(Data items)
◆ ◆ ◆

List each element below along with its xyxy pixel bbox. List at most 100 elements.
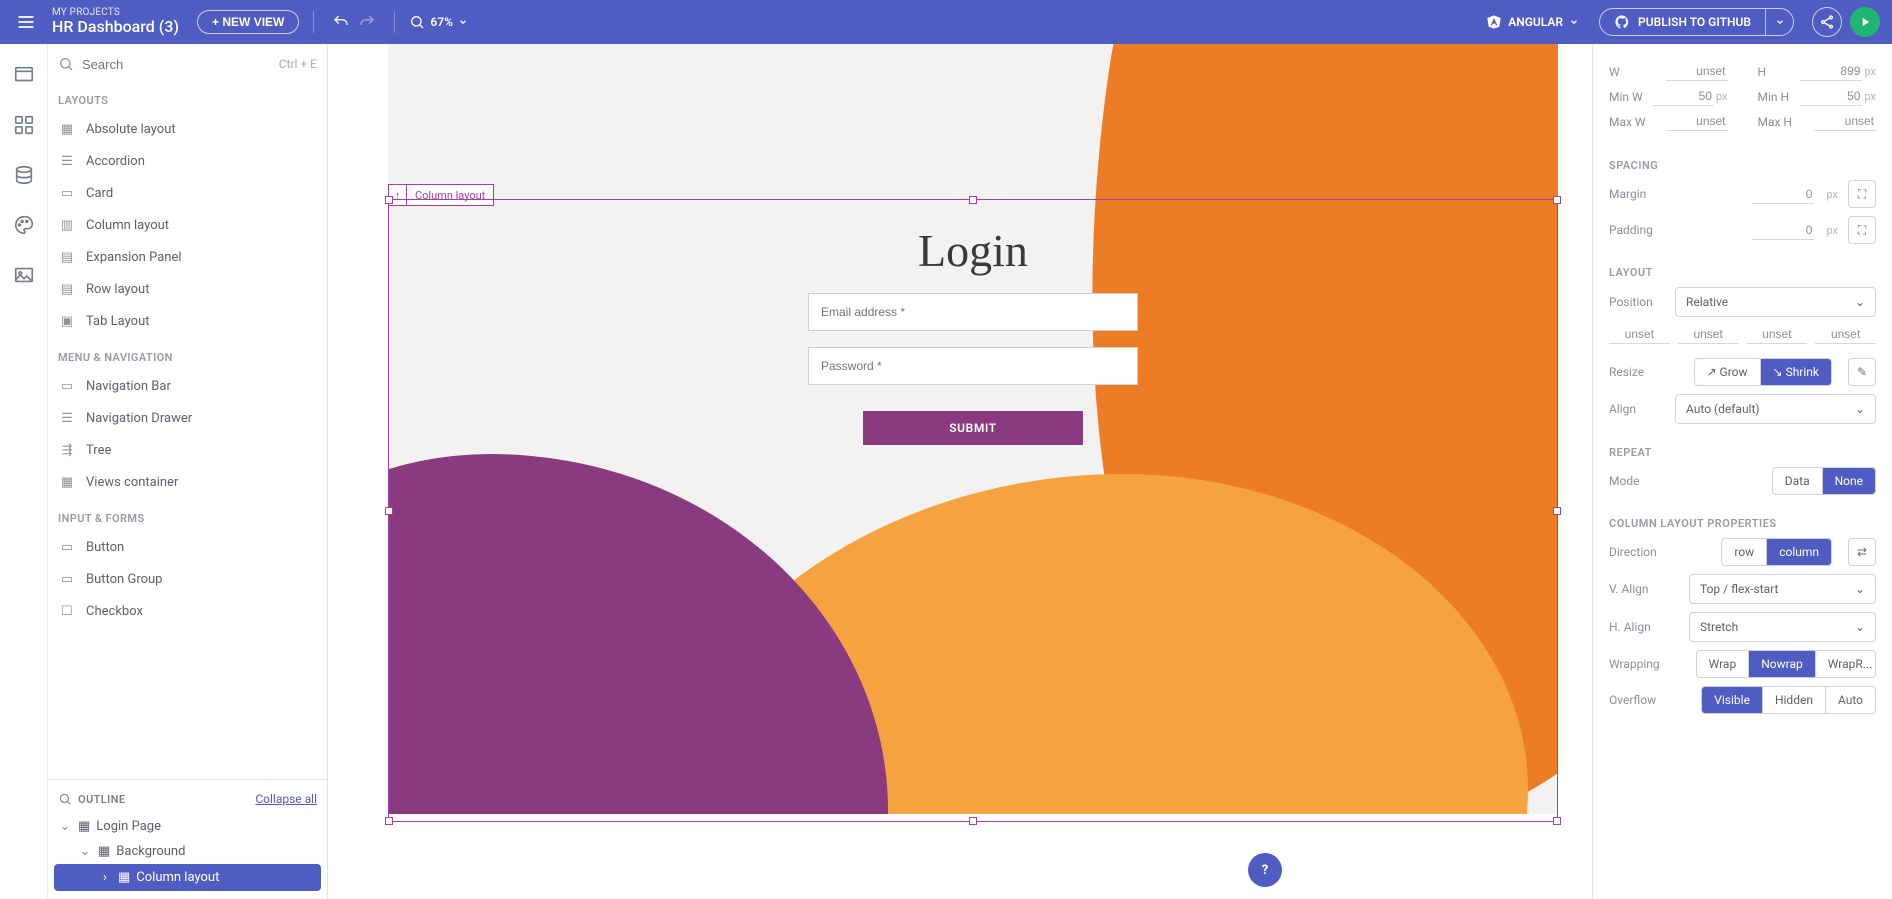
- wrapping-segment: Wrap Nowrap WrapR...: [1696, 650, 1876, 678]
- maxh-input[interactable]: [1814, 112, 1876, 131]
- edit-resize-icon[interactable]: ✎: [1848, 358, 1876, 386]
- main: Ctrl + E LAYOUTS ▦Absolute layout ☰Accor…: [0, 44, 1892, 899]
- selection-rect[interactable]: [388, 199, 1558, 822]
- shrink-button[interactable]: ↘ Shrink: [1761, 359, 1831, 385]
- comp-checkbox[interactable]: ☐Checkbox: [48, 595, 327, 627]
- section-layouts: LAYOUTS: [48, 80, 327, 113]
- top-bar: MY PROJECTS HR Dashboard (3) + NEW VIEW …: [0, 0, 1892, 44]
- zoom-control[interactable]: 67%: [409, 14, 468, 30]
- comp-navigation-drawer[interactable]: ☰Navigation Drawer: [48, 402, 327, 434]
- resize-handle[interactable]: [1553, 817, 1561, 825]
- input-icon: ▭: [58, 570, 76, 588]
- comp-navigation-bar[interactable]: ▭Navigation Bar: [48, 370, 327, 402]
- new-view-button[interactable]: + NEW VIEW: [197, 10, 299, 34]
- direction-column-button[interactable]: column: [1767, 539, 1831, 565]
- position-select[interactable]: Relative⌄: [1675, 287, 1876, 317]
- nav-icon: ☰: [58, 409, 76, 427]
- repeat-data-button[interactable]: Data: [1773, 468, 1823, 494]
- wrap-button[interactable]: Wrap: [1697, 651, 1750, 677]
- resize-handle[interactable]: [385, 196, 393, 204]
- nav-icon: ⇶: [58, 441, 76, 459]
- tree-row-selected[interactable]: › ▦ Column layout: [54, 864, 321, 891]
- halign-select[interactable]: Stretch⌄: [1689, 612, 1876, 642]
- assets-icon[interactable]: [11, 262, 37, 288]
- theme-icon[interactable]: [11, 212, 37, 238]
- layout-icon: ▭: [58, 184, 76, 202]
- project-block[interactable]: MY PROJECTS HR Dashboard (3): [52, 8, 179, 35]
- valign-select[interactable]: Top / flex-start⌄: [1689, 574, 1876, 604]
- grow-button[interactable]: ↗ Grow: [1695, 359, 1761, 385]
- height-input[interactable]: [1800, 62, 1862, 81]
- padding-input[interactable]: [1752, 221, 1814, 240]
- offset-input[interactable]: [1609, 325, 1670, 344]
- minh-input[interactable]: [1800, 87, 1862, 106]
- comp-button-group[interactable]: ▭Button Group: [48, 563, 327, 595]
- position-offsets: [1609, 325, 1876, 344]
- chevron-down-icon: ⌄: [58, 819, 72, 834]
- wrapreverse-button[interactable]: WrapR...: [1816, 651, 1876, 677]
- align-select[interactable]: Auto (default)⌄: [1675, 394, 1876, 424]
- resize-handle[interactable]: [969, 196, 977, 204]
- width-input[interactable]: [1666, 62, 1728, 81]
- comp-views-container[interactable]: ▦Views container: [48, 466, 327, 498]
- comp-expansion-panel[interactable]: ▤Expansion Panel: [48, 241, 327, 273]
- offset-input[interactable]: [1815, 325, 1876, 344]
- preview-button[interactable]: [1850, 7, 1880, 37]
- redo-icon[interactable]: [354, 9, 380, 35]
- help-button[interactable]: ?: [1248, 853, 1282, 887]
- section-repeat: REPEAT: [1609, 446, 1876, 459]
- collapse-all-link[interactable]: Collapse all: [255, 792, 317, 806]
- grid-icon: ▦: [78, 819, 90, 834]
- search-icon: [58, 56, 74, 72]
- resize-handle[interactable]: [385, 507, 393, 515]
- direction-row-button[interactable]: row: [1722, 539, 1767, 565]
- direction-segment: row column: [1721, 538, 1832, 566]
- publish-dropdown[interactable]: [1765, 9, 1793, 35]
- components-icon[interactable]: [11, 112, 37, 138]
- comp-accordion[interactable]: ☰Accordion: [48, 145, 327, 177]
- comp-row-layout[interactable]: ▤Row layout: [48, 273, 327, 305]
- data-icon[interactable]: [11, 162, 37, 188]
- expand-padding-icon[interactable]: ⛶: [1848, 216, 1876, 244]
- repeat-none-button[interactable]: None: [1823, 468, 1875, 494]
- margin-input[interactable]: [1752, 185, 1814, 204]
- offset-input[interactable]: [1747, 325, 1808, 344]
- publish-label: PUBLISH TO GITHUB: [1638, 15, 1751, 29]
- tree-row-background[interactable]: ⌄ ▦ Background: [48, 839, 327, 864]
- tree-row-root[interactable]: ⌄ ▦ Login Page: [48, 814, 327, 839]
- resize-handle[interactable]: [385, 817, 393, 825]
- share-button[interactable]: [1812, 7, 1842, 37]
- publish-button[interactable]: PUBLISH TO GITHUB: [1600, 9, 1765, 35]
- resize-handle[interactable]: [1553, 196, 1561, 204]
- comp-button[interactable]: ▭Button: [48, 531, 327, 563]
- separator: [394, 11, 395, 33]
- overflow-auto-button[interactable]: Auto: [1826, 687, 1875, 713]
- layout-icon: ▣: [58, 312, 76, 330]
- maxw-input[interactable]: [1666, 112, 1728, 131]
- overflow-hidden-button[interactable]: Hidden: [1763, 687, 1826, 713]
- views-icon[interactable]: [11, 62, 37, 88]
- expand-margin-icon[interactable]: ⛶: [1848, 180, 1876, 208]
- comp-column-layout[interactable]: ▥Column layout: [48, 209, 327, 241]
- resize-handle[interactable]: [969, 817, 977, 825]
- left-panel: Ctrl + E LAYOUTS ▦Absolute layout ☰Accor…: [48, 44, 328, 899]
- comp-card[interactable]: ▭Card: [48, 177, 327, 209]
- comp-absolute-layout[interactable]: ▦Absolute layout: [48, 113, 327, 145]
- overflow-visible-button[interactable]: Visible: [1702, 687, 1763, 713]
- layout-icon: ☰: [58, 152, 76, 170]
- comp-tab-layout[interactable]: ▣Tab Layout: [48, 305, 327, 337]
- search-input[interactable]: [82, 57, 271, 72]
- section-layout: LAYOUT: [1609, 266, 1876, 279]
- canvas[interactable]: Login SUBMIT ↑ Column layout ?: [328, 44, 1592, 899]
- hamburger-icon[interactable]: [12, 8, 40, 36]
- offset-input[interactable]: [1678, 325, 1739, 344]
- components-scroll[interactable]: LAYOUTS ▦Absolute layout ☰Accordion ▭Car…: [48, 80, 327, 779]
- framework-selector[interactable]: ANGULAR: [1486, 14, 1579, 30]
- layout-icon: ▦: [58, 120, 76, 138]
- nowrap-button[interactable]: Nowrap: [1749, 651, 1816, 677]
- resize-handle[interactable]: [1553, 507, 1561, 515]
- minw-input[interactable]: [1652, 87, 1714, 106]
- undo-icon[interactable]: [328, 9, 354, 35]
- swap-direction-icon[interactable]: ⇄: [1848, 538, 1876, 566]
- comp-tree[interactable]: ⇶Tree: [48, 434, 327, 466]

◆ ◆ ◆

◆ Work to complete
Gather every line of the data above that contains the string "PROJECTS", matching case exactly.

◆ Solution below
- top-bar: MY PROJECTS HR Dashboard (3) + NEW VIEW …: [0, 0, 1892, 44]
- project-block[interactable]: MY PROJECTS HR Dashboard (3): [52, 8, 179, 35]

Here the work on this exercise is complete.